• [EXERCISE DIRECTIONS] Each entry has to be copied exactly, with nothing missed.

[BEGIN LISTING]

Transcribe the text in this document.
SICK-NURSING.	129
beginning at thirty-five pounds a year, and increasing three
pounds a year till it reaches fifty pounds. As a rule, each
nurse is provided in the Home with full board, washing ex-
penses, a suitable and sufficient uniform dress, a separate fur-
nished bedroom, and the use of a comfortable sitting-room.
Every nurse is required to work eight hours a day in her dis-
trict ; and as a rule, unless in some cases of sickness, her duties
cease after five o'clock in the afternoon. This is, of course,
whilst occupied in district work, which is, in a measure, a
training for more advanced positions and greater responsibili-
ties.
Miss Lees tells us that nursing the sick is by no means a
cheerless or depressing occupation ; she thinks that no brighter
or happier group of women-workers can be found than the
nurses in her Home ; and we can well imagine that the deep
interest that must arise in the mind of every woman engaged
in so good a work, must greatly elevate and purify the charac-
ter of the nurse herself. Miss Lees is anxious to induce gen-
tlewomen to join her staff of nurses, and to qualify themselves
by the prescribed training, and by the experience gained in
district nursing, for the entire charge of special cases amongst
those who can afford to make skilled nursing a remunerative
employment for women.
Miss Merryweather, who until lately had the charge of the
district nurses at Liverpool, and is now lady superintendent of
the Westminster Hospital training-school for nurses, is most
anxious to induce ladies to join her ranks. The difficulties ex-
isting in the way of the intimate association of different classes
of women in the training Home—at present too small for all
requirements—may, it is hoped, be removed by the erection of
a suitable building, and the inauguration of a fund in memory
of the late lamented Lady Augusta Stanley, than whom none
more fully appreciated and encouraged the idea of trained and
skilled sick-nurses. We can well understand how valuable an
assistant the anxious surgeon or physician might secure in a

[END LISTING]

• [COMPLETED TASK]
Transcribe the text in this document.
SICK-NURSING.	129
beginning at thirty-five pounds a year, and increasing three
pounds a year till it reaches fifty pounds. As a rule, each
nurse is provided in the Home with full board, washing ex-
penses, a suitable and sufficient uniform dress, a separate fur-
nished bedroom, and the use of a comfortable sitting-room.
Every nurse is required to work eight hours a day in her dis-
trict ; and as a rule, unless in some cases of sickness, her duties
cease after five o'clock in the afternoon. This is, of course,
whilst occupied in district work, which is, in a measure, a
training for more advanced positions and greater responsibili-
ties.
Miss Lees tells us that nursing the sick is by no means a
cheerless or depressing occupation ; she thinks that no brighter
or happier group of women-workers can be found than the
nurses in her Home ; and we can well imagine that the deep
interest that must arise in the mind of every woman engaged
in so good a work, must greatly elevate and purify the charac-
ter of the nurse herself. Miss Lees is anxious to induce gen-
tlewomen to join her staff of nurses, and to qualify themselves
by the prescribed training, and by the experience gained in
district nursing, for the entire charge of special cases amongst
those who can afford to make skilled nursing a remunerative
employment for women.
Miss Merryweather, who until lately had the charge of the
district nurses at Liverpool, and is now lady superintendent of
the Westminster Hospital training-school for nurses, is most
anxious to induce ladies to join her ranks. The difficulties ex-
isting in the way of the intimate association of different classes
of women in the training Home—at present too small for all
requirements—may, it is hoped, be removed by the erection of
a suitable building, and the inauguration of a fund in memory
of the late lamented Lady Augusta Stanley, than whom none
more fully appreciated and encouraged the idea of trained and
skilled sick-nurses. We can well understand how valuable an
assistant the anxious surgeon or physician might secure in a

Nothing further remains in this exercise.